* begin DATASET EXCERPTS *

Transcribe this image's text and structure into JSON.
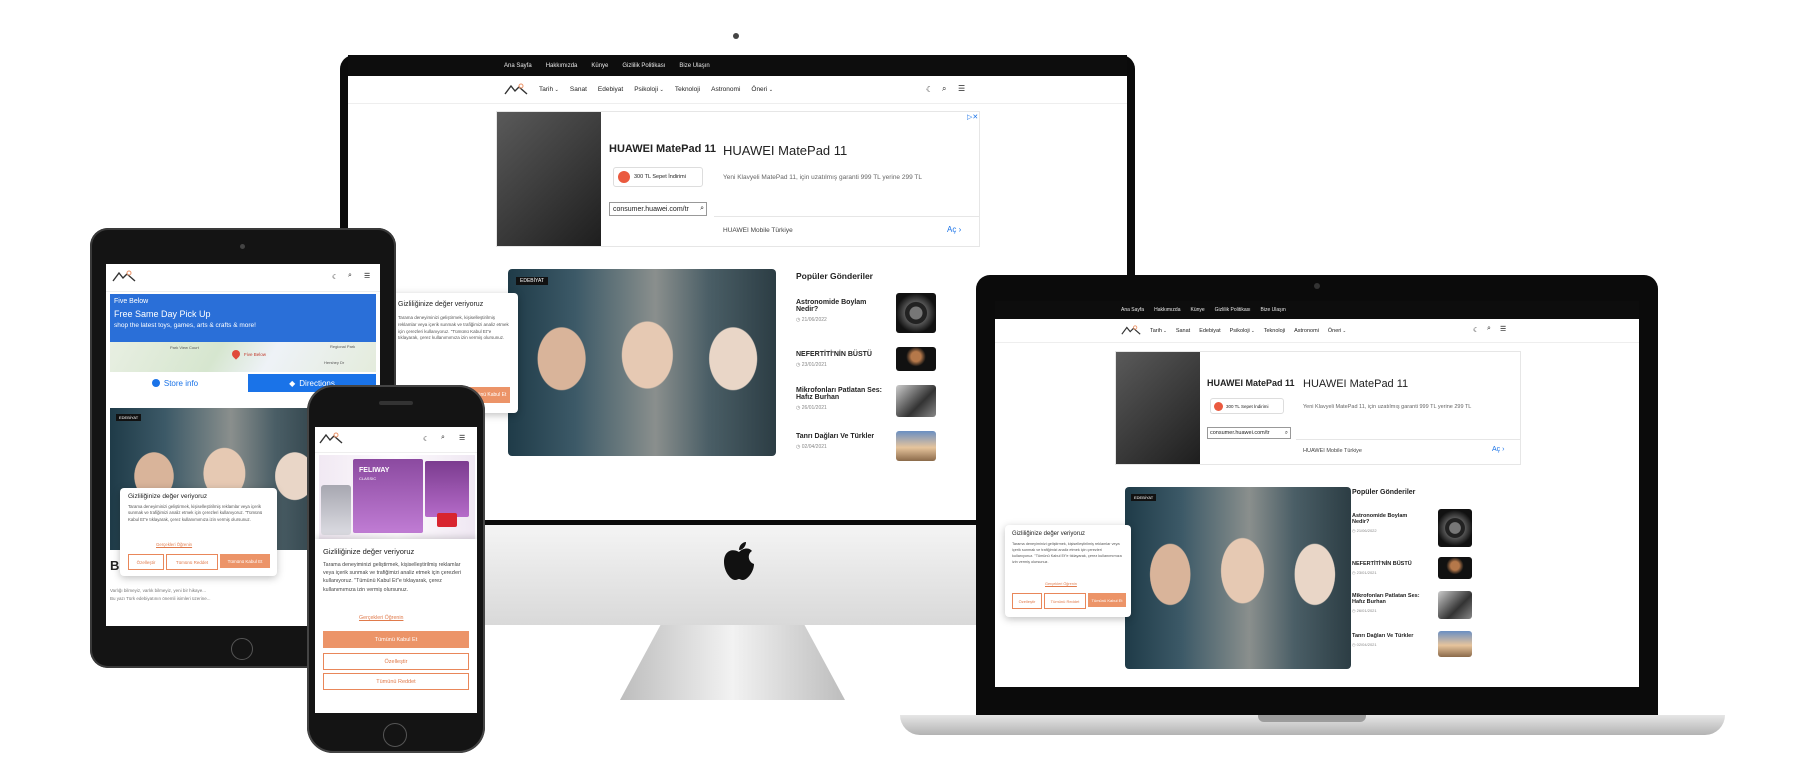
{
  "site": {
    "topbar_links": [
      "Ana Sayfa",
      "Hakkımızda",
      "Künye",
      "Gizlilik Politikası",
      "Bize Ulaşın"
    ],
    "nav_items": [
      "Tarih",
      "Sanat",
      "Edebiyat",
      "Psikoloji",
      "Teknoloji",
      "Astronomi",
      "Öneri"
    ],
    "nav_dropdown_flags": [
      true,
      false,
      false,
      true,
      false,
      false,
      true
    ],
    "accent": "#ec9468",
    "icons": [
      "moon-icon",
      "search-icon",
      "menu-icon"
    ]
  },
  "ad_huawei": {
    "brand": "HUAWEI MatePad 11",
    "headline": "HUAWEI MatePad 11",
    "description": "Yeni Klavyeli MatePad 11, için uzatılmış garanti 999 TL yerine 299 TL",
    "badge": "300 TL Sepet İndirimi",
    "url": "consumer.huawei.com/tr",
    "advertiser": "HUAWEI Mobile Türkiye",
    "cta": "Aç"
  },
  "ad_fivebelow": {
    "brand": "Five Below",
    "headline": "Free Same Day Pick Up",
    "description": "shop the latest toys, games, arts & crafts & more!",
    "store_info": "Store info",
    "directions": "Directions",
    "map_labels": [
      "Park View Court",
      "Regional Park",
      "Five Below",
      "Hershey Dr"
    ]
  },
  "ad_feliway": {
    "brand": "FELIWAY",
    "subtitle": "CLASSIC"
  },
  "featured": {
    "tag": "EDEBİYAT",
    "title_fragment": "Bi"
  },
  "popular": {
    "heading": "Popüler Gönderiler",
    "posts": [
      {
        "title": "Astronomide Boylam Nedir?",
        "date": "21/06/2022"
      },
      {
        "title": "NEFERTİTİ'NİN BÜSTÜ",
        "date": "23/01/2021"
      },
      {
        "title": "Mikrofonları Patlatan Ses: Hafız Burhan",
        "date": "26/01/2021"
      },
      {
        "title": "Tanrı Dağları Ve Türkler",
        "date": "02/04/2021"
      }
    ]
  },
  "consent": {
    "title": "Gizliliğinize değer veriyoruz",
    "body": "Tarama deneyiminizi geliştirmek, kişiselleştirilmiş reklamlar veya içerik sunmak ve trafiğimizi analiz etmek için çerezleri kullanıyoruz. \"Tümünü Kabul Et\"e tıklayarak, çerez kullanımımıza izin vermiş olursunuz.",
    "policy_link": "Gerçekleri Öğrenin",
    "customize": "Özelleştir",
    "reject_all": "Tümünü Reddet",
    "accept_all": "Tümünü Kabul Et"
  },
  "teaser": {
    "line1": "Varlığı bilmeyiz, varlık bilmeyiz, yeni bir hikaye...",
    "line2": "Bu yazı Türk edebiyatının önemli isimleri üzerine..."
  }
}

* end DATASET EXCERPTS *

→ TASK TO CARRY OUT
Show every line from the entries above in which "Kabul" appears.

→ ANSWER IN FULL
    "body": "Tarama deneyiminizi geliştirmek, kişiselleştirilmiş reklamlar veya içerik sunmak ve trafiğimizi analiz etmek için çerezleri kullanıyoruz. \"Tümünü Kabul Et\"e tıklayarak, çerez kullanımımıza izin vermiş olursunuz.",
    "accept_all": "Tümünü Kabul Et"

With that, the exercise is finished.